## PROBLEM DETAILS
Set down the records once more, please, exactly and with the pictures left out.

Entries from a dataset
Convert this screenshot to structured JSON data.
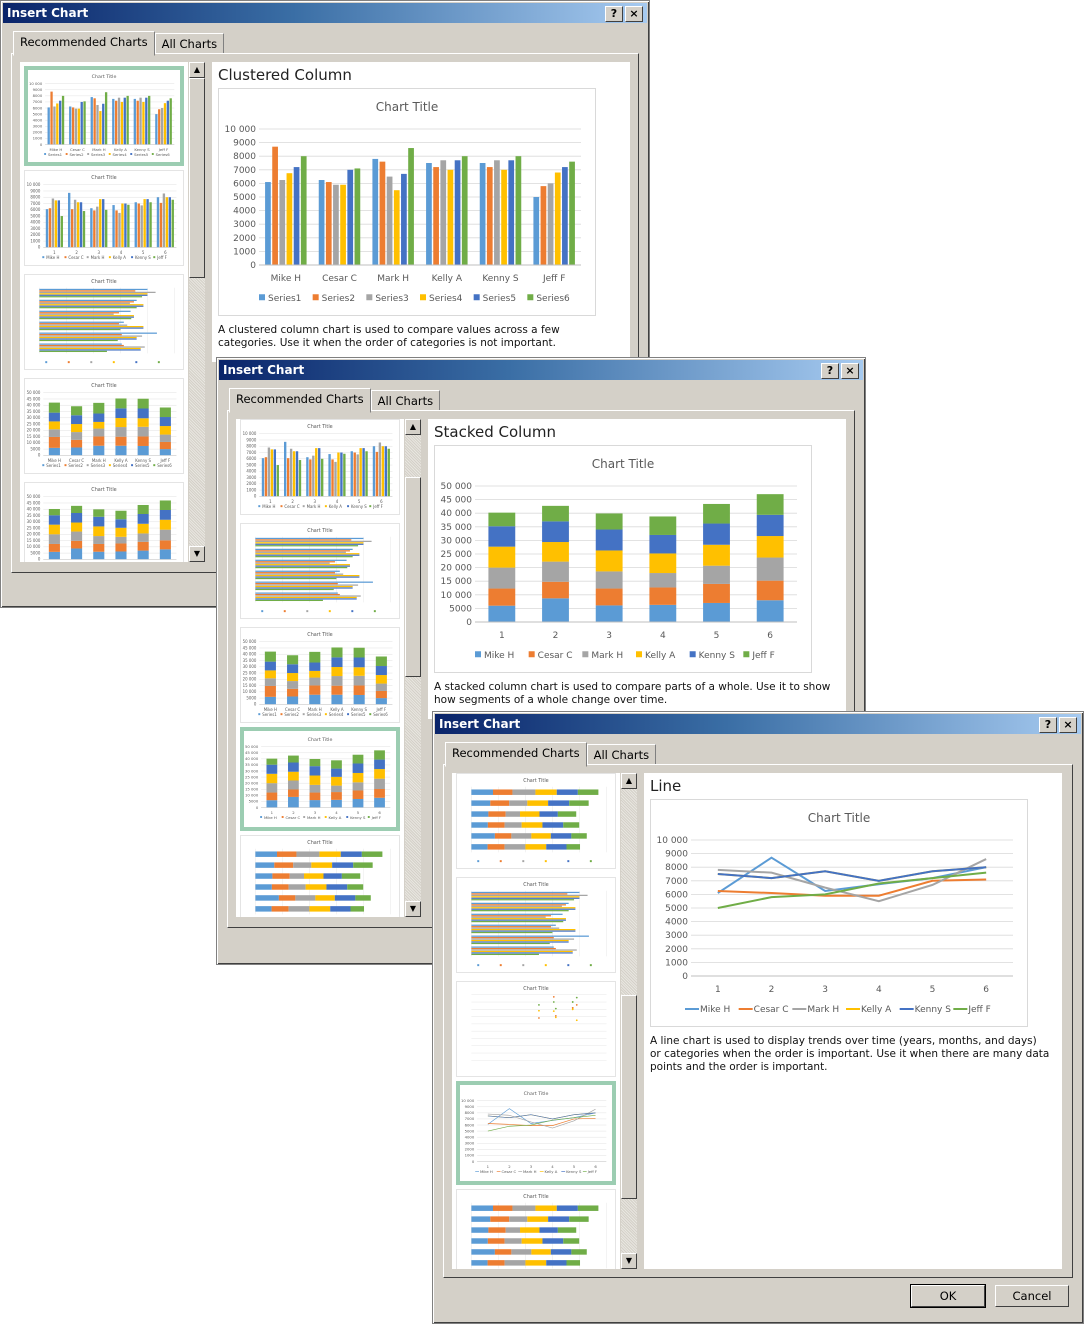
{
  "dialogs": [
    {
      "title": "Insert Chart",
      "help_label": "?",
      "close_label": "×",
      "tabs": [
        "Recommended Charts",
        "All Charts"
      ],
      "active_tab": 0,
      "preview_title": "Clustered Column",
      "description": "A clustered column chart is used to compare values across a few categories. Use it when the order of categories is not important."
    },
    {
      "title": "Insert Chart",
      "help_label": "?",
      "close_label": "×",
      "tabs": [
        "Recommended Charts",
        "All Charts"
      ],
      "active_tab": 0,
      "preview_title": "Stacked Column",
      "description": "A stacked column chart is used to compare parts of a whole. Use it to show how segments of a whole change over time."
    },
    {
      "title": "Insert Chart",
      "help_label": "?",
      "close_label": "×",
      "tabs": [
        "Recommended Charts",
        "All Charts"
      ],
      "active_tab": 0,
      "preview_title": "Line",
      "description": "A line chart is used to display trends over time (years, months, and days) or categories when the order is important. Use it when there are many data points and the order is important.",
      "ok_label": "OK",
      "cancel_label": "Cancel"
    }
  ],
  "icons": {
    "scroll_up": "▲",
    "scroll_down": "▼"
  },
  "colors": {
    "series": [
      "#5B9BD5",
      "#ED7D31",
      "#A5A5A5",
      "#FFC000",
      "#4472C4",
      "#70AD47"
    ],
    "selection": "#9CCDB2"
  },
  "chart_data": [
    {
      "type": "bar",
      "title": "Chart Title",
      "categories": [
        "Mike H",
        "Cesar C",
        "Mark H",
        "Kelly A",
        "Kenny S",
        "Jeff F"
      ],
      "series": [
        {
          "name": "Series1",
          "values": [
            6100,
            6250,
            7800,
            7500,
            7500,
            5000
          ]
        },
        {
          "name": "Series2",
          "values": [
            8700,
            6100,
            7600,
            7200,
            7200,
            5800
          ]
        },
        {
          "name": "Series3",
          "values": [
            6250,
            5900,
            6500,
            7700,
            7700,
            6000
          ]
        },
        {
          "name": "Series4",
          "values": [
            6750,
            5900,
            5500,
            7000,
            7000,
            6800
          ]
        },
        {
          "name": "Series5",
          "values": [
            7200,
            7000,
            6700,
            7700,
            7700,
            7200
          ]
        },
        {
          "name": "Series6",
          "values": [
            8000,
            7100,
            8600,
            8000,
            8000,
            7600
          ]
        }
      ],
      "yticks": [
        "0",
        "1000",
        "2000",
        "3000",
        "4000",
        "5000",
        "6000",
        "7000",
        "8000",
        "9000",
        "10 000"
      ],
      "ylim": [
        0,
        10000
      ],
      "legend": "bottom",
      "grid": true
    },
    {
      "type": "bar",
      "stacked": true,
      "title": "Chart Title",
      "categories": [
        "1",
        "2",
        "3",
        "4",
        "5",
        "6"
      ],
      "series": [
        {
          "name": "Mike H",
          "values": [
            6000,
            8700,
            6100,
            6300,
            7000,
            8000
          ]
        },
        {
          "name": "Cesar C",
          "values": [
            6300,
            6100,
            6200,
            6400,
            7000,
            7200
          ]
        },
        {
          "name": "Mark H",
          "values": [
            7700,
            7400,
            6300,
            5300,
            6700,
            8500
          ]
        },
        {
          "name": "Kelly A",
          "values": [
            7700,
            7200,
            7700,
            7200,
            7700,
            7900
          ]
        },
        {
          "name": "Kenny S",
          "values": [
            7500,
            7600,
            7700,
            6800,
            7800,
            7800
          ]
        },
        {
          "name": "Jeff F",
          "values": [
            5000,
            5700,
            5900,
            6800,
            7200,
            7600
          ]
        }
      ],
      "yticks": [
        "0",
        "5000",
        "10 000",
        "15 000",
        "20 000",
        "25 000",
        "30 000",
        "35 000",
        "40 000",
        "45 000",
        "50 000"
      ],
      "ylim": [
        0,
        50000
      ],
      "legend": "bottom",
      "grid": true
    },
    {
      "type": "line",
      "title": "Chart Title",
      "categories": [
        "1",
        "2",
        "3",
        "4",
        "5",
        "6"
      ],
      "series": [
        {
          "name": "Mike H",
          "values": [
            6100,
            8700,
            6250,
            6750,
            7200,
            8000
          ]
        },
        {
          "name": "Cesar C",
          "values": [
            6250,
            6100,
            5900,
            5900,
            7000,
            7100
          ]
        },
        {
          "name": "Mark H",
          "values": [
            7800,
            7600,
            6500,
            5500,
            6700,
            8600
          ]
        },
        {
          "name": "Kelly A",
          "values": [
            7500,
            7200,
            7700,
            7000,
            7700,
            8000
          ]
        },
        {
          "name": "Kenny S",
          "values": [
            7500,
            7200,
            7700,
            7000,
            7700,
            8000
          ]
        },
        {
          "name": "Jeff F",
          "values": [
            5000,
            5800,
            6000,
            6800,
            7200,
            7600
          ]
        }
      ],
      "yticks": [
        "0",
        "1000",
        "2000",
        "3000",
        "4000",
        "5000",
        "6000",
        "7000",
        "8000",
        "9000",
        "10 000"
      ],
      "ylim": [
        0,
        10000
      ],
      "legend": "bottom",
      "grid": true
    }
  ]
}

## CORRECT RESULT
Convert this screenshot to structured JSON data.
{
  "dialogs": [
    {
      "title": "Insert Chart",
      "help_label": "?",
      "close_label": "×",
      "tabs": [
        "Recommended Charts",
        "All Charts"
      ],
      "active_tab": 0,
      "preview_title": "Clustered Column",
      "description": "A clustered column chart is used to compare values across a few categories. Use it when the order of categories is not important."
    },
    {
      "title": "Insert Chart",
      "help_label": "?",
      "close_label": "×",
      "tabs": [
        "Recommended Charts",
        "All Charts"
      ],
      "active_tab": 0,
      "preview_title": "Stacked Column",
      "description": "A stacked column chart is used to compare parts of a whole. Use it to show how segments of a whole change over time."
    },
    {
      "title": "Insert Chart",
      "help_label": "?",
      "close_label": "×",
      "tabs": [
        "Recommended Charts",
        "All Charts"
      ],
      "active_tab": 0,
      "preview_title": "Line",
      "description": "A line chart is used to display trends over time (years, months, and days) or categories when the order is important. Use it when there are many data points and the order is important.",
      "ok_label": "OK",
      "cancel_label": "Cancel"
    }
  ],
  "icons": {
    "scroll_up": "▲",
    "scroll_down": "▼"
  },
  "colors": {
    "series": [
      "#5B9BD5",
      "#ED7D31",
      "#A5A5A5",
      "#FFC000",
      "#4472C4",
      "#70AD47"
    ],
    "selection": "#9CCDB2"
  },
  "chart_data": [
    {
      "type": "bar",
      "title": "Chart Title",
      "categories": [
        "Mike H",
        "Cesar C",
        "Mark H",
        "Kelly A",
        "Kenny S",
        "Jeff F"
      ],
      "series": [
        {
          "name": "Series1",
          "values": [
            6100,
            6250,
            7800,
            7500,
            7500,
            5000
          ]
        },
        {
          "name": "Series2",
          "values": [
            8700,
            6100,
            7600,
            7200,
            7200,
            5800
          ]
        },
        {
          "name": "Series3",
          "values": [
            6250,
            5900,
            6500,
            7700,
            7700,
            6000
          ]
        },
        {
          "name": "Series4",
          "values": [
            6750,
            5900,
            5500,
            7000,
            7000,
            6800
          ]
        },
        {
          "name": "Series5",
          "values": [
            7200,
            7000,
            6700,
            7700,
            7700,
            7200
          ]
        },
        {
          "name": "Series6",
          "values": [
            8000,
            7100,
            8600,
            8000,
            8000,
            7600
          ]
        }
      ],
      "yticks": [
        "0",
        "1000",
        "2000",
        "3000",
        "4000",
        "5000",
        "6000",
        "7000",
        "8000",
        "9000",
        "10 000"
      ],
      "ylim": [
        0,
        10000
      ],
      "legend": "bottom",
      "grid": true
    },
    {
      "type": "bar",
      "stacked": true,
      "title": "Chart Title",
      "categories": [
        "1",
        "2",
        "3",
        "4",
        "5",
        "6"
      ],
      "series": [
        {
          "name": "Mike H",
          "values": [
            6000,
            8700,
            6100,
            6300,
            7000,
            8000
          ]
        },
        {
          "name": "Cesar C",
          "values": [
            6300,
            6100,
            6200,
            6400,
            7000,
            7200
          ]
        },
        {
          "name": "Mark H",
          "values": [
            7700,
            7400,
            6300,
            5300,
            6700,
            8500
          ]
        },
        {
          "name": "Kelly A",
          "values": [
            7700,
            7200,
            7700,
            7200,
            7700,
            7900
          ]
        },
        {
          "name": "Kenny S",
          "values": [
            7500,
            7600,
            7700,
            6800,
            7800,
            7800
          ]
        },
        {
          "name": "Jeff F",
          "values": [
            5000,
            5700,
            5900,
            6800,
            7200,
            7600
          ]
        }
      ],
      "yticks": [
        "0",
        "5000",
        "10 000",
        "15 000",
        "20 000",
        "25 000",
        "30 000",
        "35 000",
        "40 000",
        "45 000",
        "50 000"
      ],
      "ylim": [
        0,
        50000
      ],
      "legend": "bottom",
      "grid": true
    },
    {
      "type": "line",
      "title": "Chart Title",
      "categories": [
        "1",
        "2",
        "3",
        "4",
        "5",
        "6"
      ],
      "series": [
        {
          "name": "Mike H",
          "values": [
            6100,
            8700,
            6250,
            6750,
            7200,
            8000
          ]
        },
        {
          "name": "Cesar C",
          "values": [
            6250,
            6100,
            5900,
            5900,
            7000,
            7100
          ]
        },
        {
          "name": "Mark H",
          "values": [
            7800,
            7600,
            6500,
            5500,
            6700,
            8600
          ]
        },
        {
          "name": "Kelly A",
          "values": [
            7500,
            7200,
            7700,
            7000,
            7700,
            8000
          ]
        },
        {
          "name": "Kenny S",
          "values": [
            7500,
            7200,
            7700,
            7000,
            7700,
            8000
          ]
        },
        {
          "name": "Jeff F",
          "values": [
            5000,
            5800,
            6000,
            6800,
            7200,
            7600
          ]
        }
      ],
      "yticks": [
        "0",
        "1000",
        "2000",
        "3000",
        "4000",
        "5000",
        "6000",
        "7000",
        "8000",
        "9000",
        "10 000"
      ],
      "ylim": [
        0,
        10000
      ],
      "legend": "bottom",
      "grid": true
    }
  ]
}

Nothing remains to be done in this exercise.